Find every line in the records that holds the string "Parse". Copy each one.
▽
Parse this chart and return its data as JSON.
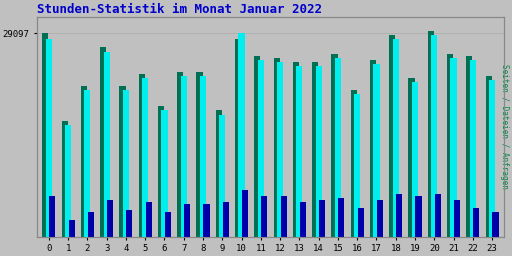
{
  "title": "Stunden-Statistik im Monat Januar 2022",
  "ylabel_right": "Seiten / Dateien / Anfragen",
  "ytick_label": "29097",
  "hours": [
    0,
    1,
    2,
    3,
    4,
    5,
    6,
    7,
    8,
    9,
    10,
    11,
    12,
    13,
    14,
    15,
    16,
    17,
    18,
    19,
    20,
    21,
    22,
    23
  ],
  "dateien": [
    1.0,
    0.57,
    0.74,
    0.93,
    0.74,
    0.8,
    0.64,
    0.81,
    0.81,
    0.62,
    0.97,
    0.89,
    0.88,
    0.86,
    0.86,
    0.9,
    0.72,
    0.87,
    0.99,
    0.78,
    1.01,
    0.9,
    0.89,
    0.79
  ],
  "seiten": [
    0.97,
    0.55,
    0.72,
    0.91,
    0.72,
    0.78,
    0.62,
    0.79,
    0.79,
    0.6,
    1.0,
    0.87,
    0.86,
    0.84,
    0.84,
    0.88,
    0.7,
    0.85,
    0.97,
    0.76,
    0.99,
    0.88,
    0.87,
    0.77
  ],
  "anfragen": [
    0.2,
    0.08,
    0.12,
    0.18,
    0.13,
    0.17,
    0.12,
    0.16,
    0.16,
    0.17,
    0.23,
    0.2,
    0.2,
    0.17,
    0.18,
    0.19,
    0.14,
    0.18,
    0.21,
    0.2,
    0.21,
    0.18,
    0.14,
    0.12
  ],
  "color_seiten": "#00EEEE",
  "color_dateien": "#007055",
  "color_anfragen": "#0000AA",
  "bg_plot": "#C0C0C0",
  "bg_fig": "#C0C0C0",
  "title_color": "#0000CC",
  "ylabel_right_color": "#008844",
  "grid_color": "#AAAAAA",
  "ylim": [
    0,
    1.08
  ],
  "max_value": "29097"
}
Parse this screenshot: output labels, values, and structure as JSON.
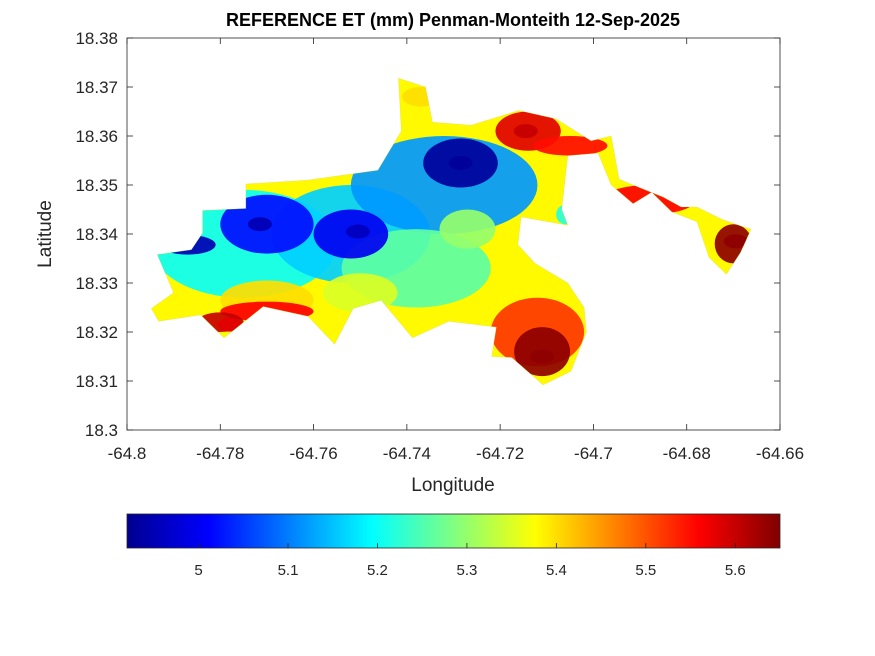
{
  "chart_data": {
    "type": "heatmap",
    "title": "REFERENCE ET (mm) Penman-Monteith 12-Sep-2025",
    "xlabel": "Longitude",
    "ylabel": "Latitude",
    "xlim": [
      -64.8,
      -64.66
    ],
    "ylim": [
      18.3,
      18.38
    ],
    "x_ticks": [
      -64.8,
      -64.78,
      -64.76,
      -64.74,
      -64.72,
      -64.7,
      -64.68,
      -64.66
    ],
    "x_tick_labels": [
      "-64.8",
      "-64.78",
      "-64.76",
      "-64.74",
      "-64.72",
      "-64.7",
      "-64.68",
      "-64.66"
    ],
    "y_ticks": [
      18.3,
      18.31,
      18.32,
      18.33,
      18.34,
      18.35,
      18.36,
      18.37,
      18.38
    ],
    "y_tick_labels": [
      "18.3",
      "18.31",
      "18.32",
      "18.33",
      "18.34",
      "18.35",
      "18.36",
      "18.37",
      "18.38"
    ],
    "colormap": "jet",
    "colorbar": {
      "location": "south",
      "range": [
        4.92,
        5.65
      ],
      "ticks": [
        5,
        5.1,
        5.2,
        5.3,
        5.4,
        5.5,
        5.6
      ],
      "tick_labels": [
        "5",
        "5.1",
        "5.2",
        "5.3",
        "5.4",
        "5.5",
        "5.6"
      ],
      "colors": [
        "#00008f",
        "#0000ff",
        "#0080ff",
        "#00ffff",
        "#80ff80",
        "#ffff00",
        "#ff8000",
        "#ff0000",
        "#800000"
      ]
    },
    "island_outline": [
      [
        -64.7935,
        18.3358
      ],
      [
        -64.7862,
        18.3368
      ],
      [
        -64.7838,
        18.3402
      ],
      [
        -64.7838,
        18.3448
      ],
      [
        -64.7745,
        18.3452
      ],
      [
        -64.7745,
        18.3502
      ],
      [
        -64.7612,
        18.351
      ],
      [
        -64.7462,
        18.353
      ],
      [
        -64.7412,
        18.361
      ],
      [
        -64.7418,
        18.3718
      ],
      [
        -64.736,
        18.37
      ],
      [
        -64.7345,
        18.3628
      ],
      [
        -64.7262,
        18.3622
      ],
      [
        -64.716,
        18.3652
      ],
      [
        -64.708,
        18.3635
      ],
      [
        -64.7005,
        18.359
      ],
      [
        -64.6962,
        18.36
      ],
      [
        -64.6945,
        18.3512
      ],
      [
        -64.6915,
        18.35
      ],
      [
        -64.685,
        18.3475
      ],
      [
        -64.6812,
        18.3455
      ],
      [
        -64.6778,
        18.3455
      ],
      [
        -64.6725,
        18.343
      ],
      [
        -64.668,
        18.3415
      ],
      [
        -64.6662,
        18.341
      ],
      [
        -64.6685,
        18.3362
      ],
      [
        -64.6715,
        18.3318
      ],
      [
        -64.6752,
        18.3352
      ],
      [
        -64.6778,
        18.3425
      ],
      [
        -64.6832,
        18.3445
      ],
      [
        -64.6875,
        18.3485
      ],
      [
        -64.6915,
        18.3462
      ],
      [
        -64.6962,
        18.35
      ],
      [
        -64.699,
        18.3565
      ],
      [
        -64.7055,
        18.356
      ],
      [
        -64.7068,
        18.345
      ],
      [
        -64.7055,
        18.3418
      ],
      [
        -64.7155,
        18.3435
      ],
      [
        -64.7162,
        18.3378
      ],
      [
        -64.7125,
        18.334
      ],
      [
        -64.7055,
        18.33
      ],
      [
        -64.702,
        18.325
      ],
      [
        -64.7015,
        18.32
      ],
      [
        -64.7048,
        18.312
      ],
      [
        -64.7108,
        18.3092
      ],
      [
        -64.7175,
        18.3148
      ],
      [
        -64.7218,
        18.315
      ],
      [
        -64.7208,
        18.321
      ],
      [
        -64.731,
        18.3222
      ],
      [
        -64.7388,
        18.3188
      ],
      [
        -64.7455,
        18.3265
      ],
      [
        -64.7515,
        18.3248
      ],
      [
        -64.7555,
        18.3175
      ],
      [
        -64.7612,
        18.3232
      ],
      [
        -64.7708,
        18.3252
      ],
      [
        -64.7792,
        18.3188
      ],
      [
        -64.7842,
        18.3235
      ],
      [
        -64.7932,
        18.3222
      ],
      [
        -64.7948,
        18.3248
      ],
      [
        -64.79,
        18.328
      ],
      [
        -64.7935,
        18.3358
      ]
    ],
    "annotations": [
      {
        "label": "low (deep blue)",
        "lon": -64.7285,
        "lat": 18.3545,
        "value": 4.93
      },
      {
        "label": "low (deep blue)",
        "lon": -64.7715,
        "lat": 18.342,
        "value": 4.95
      },
      {
        "label": "low (deep blue)",
        "lon": -64.7505,
        "lat": 18.3405,
        "value": 4.96
      },
      {
        "label": "high (dark red)",
        "lon": -64.6695,
        "lat": 18.3385,
        "value": 5.64
      },
      {
        "label": "high (dark red)",
        "lon": -64.711,
        "lat": 18.315,
        "value": 5.64
      },
      {
        "label": "high (dark red)",
        "lon": -64.7145,
        "lat": 18.361,
        "value": 5.6
      },
      {
        "label": "high (red)",
        "lon": -64.778,
        "lat": 18.3215,
        "value": 5.58
      }
    ]
  }
}
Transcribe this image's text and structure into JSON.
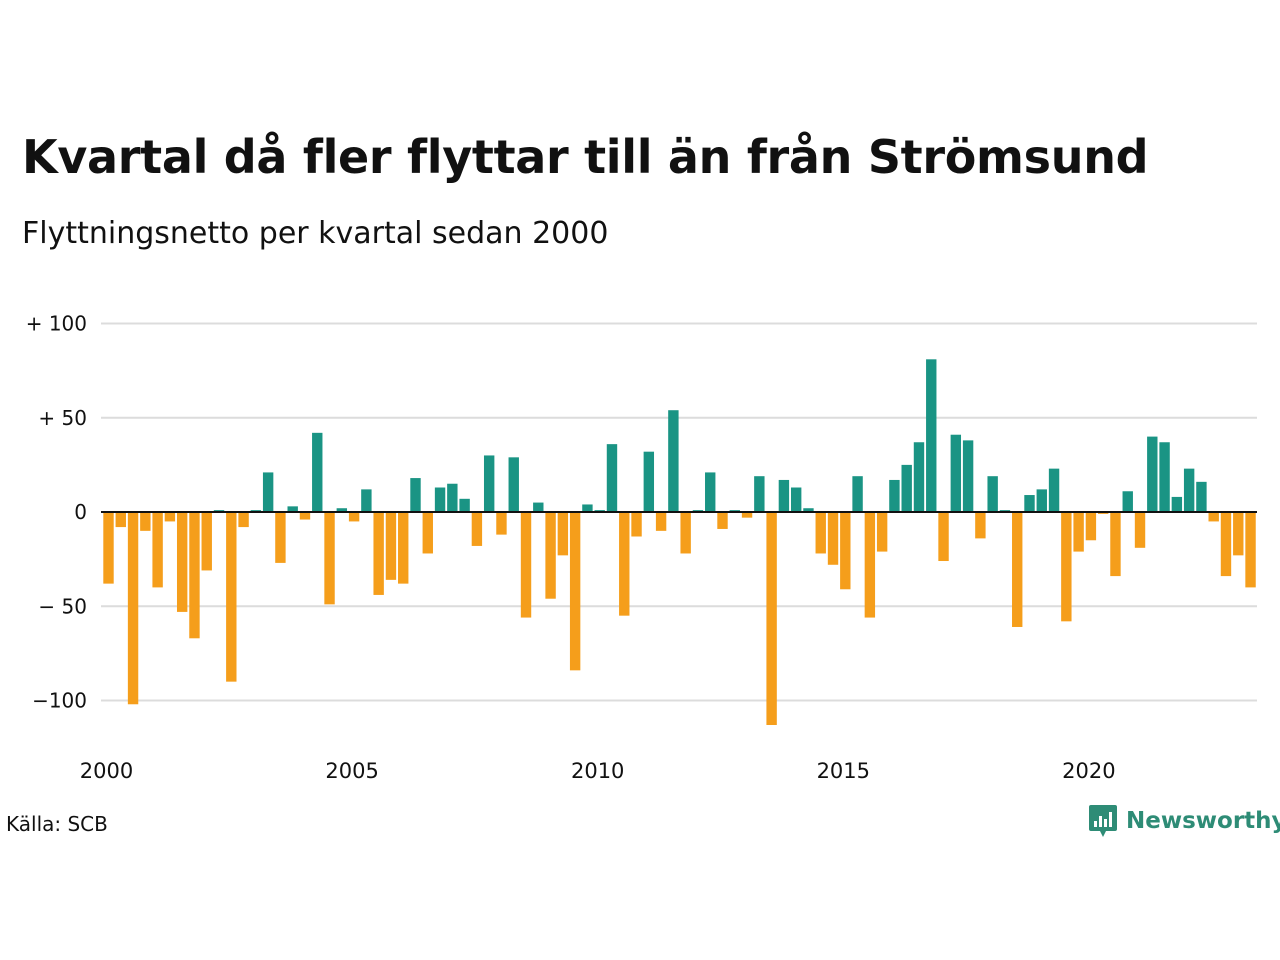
{
  "header": {
    "title": "Kvartal då fler flyttar till än från Strömsund",
    "subtitle": "Flyttningsnetto per kvartal sedan 2000"
  },
  "footer": {
    "source": "Källa: SCB",
    "brand": "Newsworthy"
  },
  "colors": {
    "positive": "#1a9484",
    "negative": "#f59e1b",
    "grid": "#dcdcdc",
    "baseline": "#111111",
    "brand": "#2e8c76"
  },
  "chart_data": {
    "type": "bar",
    "ylim": [
      -115,
      100
    ],
    "yticks": [
      100,
      50,
      0,
      -50,
      -100
    ],
    "ytick_labels": [
      "+ 100",
      "+  50",
      "0",
      "− 50",
      "−100"
    ],
    "xticks": [
      {
        "label": "2000",
        "index": 0
      },
      {
        "label": "2005",
        "index": 20
      },
      {
        "label": "2010",
        "index": 40
      },
      {
        "label": "2015",
        "index": 60
      },
      {
        "label": "2020",
        "index": 80
      }
    ],
    "grid": true,
    "series": [
      {
        "values": [
          -38,
          -8,
          -102,
          -10,
          -40,
          -5,
          -53,
          -67,
          -31,
          1,
          -90,
          -8,
          1,
          21,
          -27,
          3,
          -4,
          42,
          -49,
          2,
          -5,
          12,
          -44,
          -36,
          -38,
          18,
          -22,
          13,
          15,
          7,
          -18,
          30,
          -12,
          29,
          -56,
          5,
          -46,
          -23,
          -84,
          4,
          1,
          36,
          -55,
          -13,
          32,
          -10,
          54,
          -22,
          1,
          21,
          -9,
          1,
          -3,
          19,
          -113,
          17,
          13,
          2,
          -22,
          -28,
          -41,
          19,
          -56,
          -21,
          17,
          25,
          37,
          81,
          -26,
          41,
          38,
          -14,
          19,
          1,
          -61,
          9,
          12,
          23,
          -58,
          -21,
          -15,
          -1,
          -34,
          11,
          -19,
          40,
          37,
          8,
          23,
          16,
          -5,
          -34,
          -23,
          -40
        ]
      }
    ]
  }
}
△
> _EXERCISE RESULT_
Parse this chart and return its data as JSON.
Parse this screenshot: output labels, values, and structure as JSON.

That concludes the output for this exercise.